╭─ Material

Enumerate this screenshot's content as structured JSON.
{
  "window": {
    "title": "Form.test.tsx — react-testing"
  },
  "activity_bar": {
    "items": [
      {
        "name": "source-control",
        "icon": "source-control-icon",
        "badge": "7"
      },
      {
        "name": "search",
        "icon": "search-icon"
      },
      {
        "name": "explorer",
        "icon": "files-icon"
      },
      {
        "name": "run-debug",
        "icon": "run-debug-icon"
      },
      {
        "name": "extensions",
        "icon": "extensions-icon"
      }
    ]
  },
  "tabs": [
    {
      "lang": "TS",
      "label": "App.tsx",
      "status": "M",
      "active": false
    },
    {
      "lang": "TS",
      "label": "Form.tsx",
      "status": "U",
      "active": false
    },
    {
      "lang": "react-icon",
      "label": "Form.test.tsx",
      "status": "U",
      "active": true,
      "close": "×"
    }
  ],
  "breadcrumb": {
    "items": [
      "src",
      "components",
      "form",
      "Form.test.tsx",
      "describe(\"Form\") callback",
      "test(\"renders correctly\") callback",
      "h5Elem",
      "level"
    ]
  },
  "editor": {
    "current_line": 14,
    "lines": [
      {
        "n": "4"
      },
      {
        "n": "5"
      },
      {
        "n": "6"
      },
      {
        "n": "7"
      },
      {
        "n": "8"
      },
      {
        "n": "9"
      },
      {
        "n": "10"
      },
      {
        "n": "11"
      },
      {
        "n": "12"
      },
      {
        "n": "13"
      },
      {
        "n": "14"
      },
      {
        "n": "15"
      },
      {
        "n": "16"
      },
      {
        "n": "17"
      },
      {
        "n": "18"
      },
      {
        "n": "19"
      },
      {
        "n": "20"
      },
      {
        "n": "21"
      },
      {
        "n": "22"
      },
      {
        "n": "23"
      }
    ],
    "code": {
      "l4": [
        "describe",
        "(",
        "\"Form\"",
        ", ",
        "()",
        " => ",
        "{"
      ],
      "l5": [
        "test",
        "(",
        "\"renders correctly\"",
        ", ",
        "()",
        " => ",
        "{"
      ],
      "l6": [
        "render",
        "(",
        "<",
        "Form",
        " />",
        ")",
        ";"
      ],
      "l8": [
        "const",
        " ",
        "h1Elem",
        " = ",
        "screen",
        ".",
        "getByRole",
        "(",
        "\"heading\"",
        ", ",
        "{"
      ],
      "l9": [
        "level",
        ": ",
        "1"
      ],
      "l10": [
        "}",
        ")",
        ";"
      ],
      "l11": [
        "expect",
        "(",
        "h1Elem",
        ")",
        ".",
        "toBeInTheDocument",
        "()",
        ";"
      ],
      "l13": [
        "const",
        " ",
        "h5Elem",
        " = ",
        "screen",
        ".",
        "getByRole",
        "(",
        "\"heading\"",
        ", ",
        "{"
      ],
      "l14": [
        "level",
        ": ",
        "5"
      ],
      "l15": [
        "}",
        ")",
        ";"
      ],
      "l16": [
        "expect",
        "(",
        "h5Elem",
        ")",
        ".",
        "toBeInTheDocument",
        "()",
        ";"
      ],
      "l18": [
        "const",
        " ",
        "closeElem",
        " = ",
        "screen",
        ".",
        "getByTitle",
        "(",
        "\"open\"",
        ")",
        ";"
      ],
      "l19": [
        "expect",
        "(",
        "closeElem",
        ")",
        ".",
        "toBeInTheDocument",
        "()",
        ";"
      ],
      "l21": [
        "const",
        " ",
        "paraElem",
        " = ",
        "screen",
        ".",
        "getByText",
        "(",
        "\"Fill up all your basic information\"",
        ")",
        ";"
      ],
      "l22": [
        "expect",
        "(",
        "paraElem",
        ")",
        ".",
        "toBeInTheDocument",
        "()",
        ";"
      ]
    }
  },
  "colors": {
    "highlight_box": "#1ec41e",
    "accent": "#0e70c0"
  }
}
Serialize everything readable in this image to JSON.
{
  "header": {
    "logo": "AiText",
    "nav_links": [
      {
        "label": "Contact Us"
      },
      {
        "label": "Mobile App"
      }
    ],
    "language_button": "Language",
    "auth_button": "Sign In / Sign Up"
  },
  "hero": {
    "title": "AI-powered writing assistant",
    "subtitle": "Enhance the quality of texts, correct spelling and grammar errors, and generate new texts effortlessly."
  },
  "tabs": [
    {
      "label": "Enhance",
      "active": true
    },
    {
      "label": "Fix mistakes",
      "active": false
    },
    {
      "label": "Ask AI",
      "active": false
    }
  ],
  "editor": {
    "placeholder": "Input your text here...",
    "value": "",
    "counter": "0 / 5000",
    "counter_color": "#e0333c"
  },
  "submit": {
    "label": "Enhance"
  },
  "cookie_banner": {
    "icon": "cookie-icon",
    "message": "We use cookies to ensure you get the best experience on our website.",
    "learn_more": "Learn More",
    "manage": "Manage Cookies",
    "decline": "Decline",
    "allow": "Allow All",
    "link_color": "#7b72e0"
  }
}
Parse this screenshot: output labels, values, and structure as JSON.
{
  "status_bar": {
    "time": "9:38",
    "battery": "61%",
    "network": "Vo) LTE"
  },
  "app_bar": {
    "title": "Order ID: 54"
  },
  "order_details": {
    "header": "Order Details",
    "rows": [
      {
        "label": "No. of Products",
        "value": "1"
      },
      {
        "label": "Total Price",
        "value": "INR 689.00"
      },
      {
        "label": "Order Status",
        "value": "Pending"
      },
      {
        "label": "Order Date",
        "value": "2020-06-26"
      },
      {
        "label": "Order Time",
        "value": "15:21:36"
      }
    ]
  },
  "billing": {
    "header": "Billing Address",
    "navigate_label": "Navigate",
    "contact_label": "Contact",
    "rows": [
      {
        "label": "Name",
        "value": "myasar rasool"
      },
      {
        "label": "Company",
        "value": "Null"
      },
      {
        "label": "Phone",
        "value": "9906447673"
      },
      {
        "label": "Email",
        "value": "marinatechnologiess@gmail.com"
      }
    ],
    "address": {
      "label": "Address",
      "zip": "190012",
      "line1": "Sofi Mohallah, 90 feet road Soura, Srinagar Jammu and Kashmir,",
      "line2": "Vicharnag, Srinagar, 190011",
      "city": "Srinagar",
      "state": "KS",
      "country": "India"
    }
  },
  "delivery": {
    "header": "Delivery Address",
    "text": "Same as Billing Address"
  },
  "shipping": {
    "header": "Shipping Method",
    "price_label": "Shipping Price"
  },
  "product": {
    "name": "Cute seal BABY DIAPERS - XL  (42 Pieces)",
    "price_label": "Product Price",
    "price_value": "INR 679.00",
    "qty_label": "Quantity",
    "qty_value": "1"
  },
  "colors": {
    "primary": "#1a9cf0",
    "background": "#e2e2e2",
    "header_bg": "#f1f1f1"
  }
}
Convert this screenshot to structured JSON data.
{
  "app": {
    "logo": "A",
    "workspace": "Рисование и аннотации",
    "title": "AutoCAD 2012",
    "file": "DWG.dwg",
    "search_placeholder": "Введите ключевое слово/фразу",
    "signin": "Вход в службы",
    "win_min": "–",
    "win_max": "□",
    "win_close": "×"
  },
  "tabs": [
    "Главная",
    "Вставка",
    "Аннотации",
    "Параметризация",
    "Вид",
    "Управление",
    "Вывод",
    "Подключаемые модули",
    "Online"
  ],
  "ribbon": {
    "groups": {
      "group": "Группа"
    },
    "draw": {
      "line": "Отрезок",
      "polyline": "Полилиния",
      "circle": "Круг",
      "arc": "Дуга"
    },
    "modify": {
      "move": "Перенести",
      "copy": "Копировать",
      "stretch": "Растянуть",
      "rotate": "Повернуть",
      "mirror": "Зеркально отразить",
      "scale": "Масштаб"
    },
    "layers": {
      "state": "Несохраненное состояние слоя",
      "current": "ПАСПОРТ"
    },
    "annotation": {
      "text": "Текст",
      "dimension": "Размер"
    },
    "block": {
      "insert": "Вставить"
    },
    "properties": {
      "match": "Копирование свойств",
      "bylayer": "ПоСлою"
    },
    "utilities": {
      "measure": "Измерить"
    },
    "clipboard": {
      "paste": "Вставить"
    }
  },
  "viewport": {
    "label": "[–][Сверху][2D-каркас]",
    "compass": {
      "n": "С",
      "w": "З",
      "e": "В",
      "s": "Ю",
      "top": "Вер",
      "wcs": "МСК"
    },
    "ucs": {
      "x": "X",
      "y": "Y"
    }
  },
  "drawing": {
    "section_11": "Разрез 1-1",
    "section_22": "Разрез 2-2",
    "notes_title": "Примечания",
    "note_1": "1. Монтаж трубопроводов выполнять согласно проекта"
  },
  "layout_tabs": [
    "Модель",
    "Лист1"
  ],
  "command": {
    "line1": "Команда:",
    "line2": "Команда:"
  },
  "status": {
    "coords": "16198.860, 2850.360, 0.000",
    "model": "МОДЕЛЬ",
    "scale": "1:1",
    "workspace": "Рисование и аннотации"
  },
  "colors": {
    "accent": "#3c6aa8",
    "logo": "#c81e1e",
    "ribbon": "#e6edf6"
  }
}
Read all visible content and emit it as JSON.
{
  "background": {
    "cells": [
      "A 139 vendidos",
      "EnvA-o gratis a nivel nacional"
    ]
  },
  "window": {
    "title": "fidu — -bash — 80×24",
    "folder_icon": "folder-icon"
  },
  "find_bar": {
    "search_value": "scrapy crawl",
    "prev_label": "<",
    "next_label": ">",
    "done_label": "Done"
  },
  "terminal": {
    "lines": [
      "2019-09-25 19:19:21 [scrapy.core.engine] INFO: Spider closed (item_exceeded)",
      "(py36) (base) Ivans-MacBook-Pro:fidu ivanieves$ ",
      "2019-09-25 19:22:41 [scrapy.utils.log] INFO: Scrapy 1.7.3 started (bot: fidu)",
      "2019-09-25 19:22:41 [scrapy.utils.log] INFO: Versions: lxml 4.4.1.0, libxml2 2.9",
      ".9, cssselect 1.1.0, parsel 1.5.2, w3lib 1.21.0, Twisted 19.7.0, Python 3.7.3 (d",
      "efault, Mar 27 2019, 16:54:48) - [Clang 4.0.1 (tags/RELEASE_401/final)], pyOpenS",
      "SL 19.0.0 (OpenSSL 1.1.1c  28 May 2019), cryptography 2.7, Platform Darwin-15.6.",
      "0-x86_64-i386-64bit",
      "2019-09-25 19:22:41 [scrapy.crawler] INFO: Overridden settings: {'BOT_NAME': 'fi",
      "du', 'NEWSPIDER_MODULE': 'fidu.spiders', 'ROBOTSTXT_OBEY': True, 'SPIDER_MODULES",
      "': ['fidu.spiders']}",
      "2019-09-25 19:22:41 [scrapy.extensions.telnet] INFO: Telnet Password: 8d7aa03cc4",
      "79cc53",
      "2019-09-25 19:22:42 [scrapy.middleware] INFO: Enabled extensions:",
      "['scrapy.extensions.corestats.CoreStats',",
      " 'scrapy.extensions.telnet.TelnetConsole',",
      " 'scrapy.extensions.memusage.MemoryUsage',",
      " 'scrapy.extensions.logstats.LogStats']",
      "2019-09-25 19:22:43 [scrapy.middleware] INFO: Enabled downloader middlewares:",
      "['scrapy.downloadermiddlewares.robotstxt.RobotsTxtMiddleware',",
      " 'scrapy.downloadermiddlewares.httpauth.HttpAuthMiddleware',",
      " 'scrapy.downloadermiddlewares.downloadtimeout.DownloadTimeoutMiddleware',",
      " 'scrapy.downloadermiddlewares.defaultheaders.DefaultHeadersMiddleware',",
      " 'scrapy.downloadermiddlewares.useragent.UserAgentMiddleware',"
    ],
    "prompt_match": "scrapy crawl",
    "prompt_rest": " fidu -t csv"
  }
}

╰─

→ **Problem**
State how many lines of the entries above include the word "Srinagar", offering no text other than the number.

→ **Task response**
3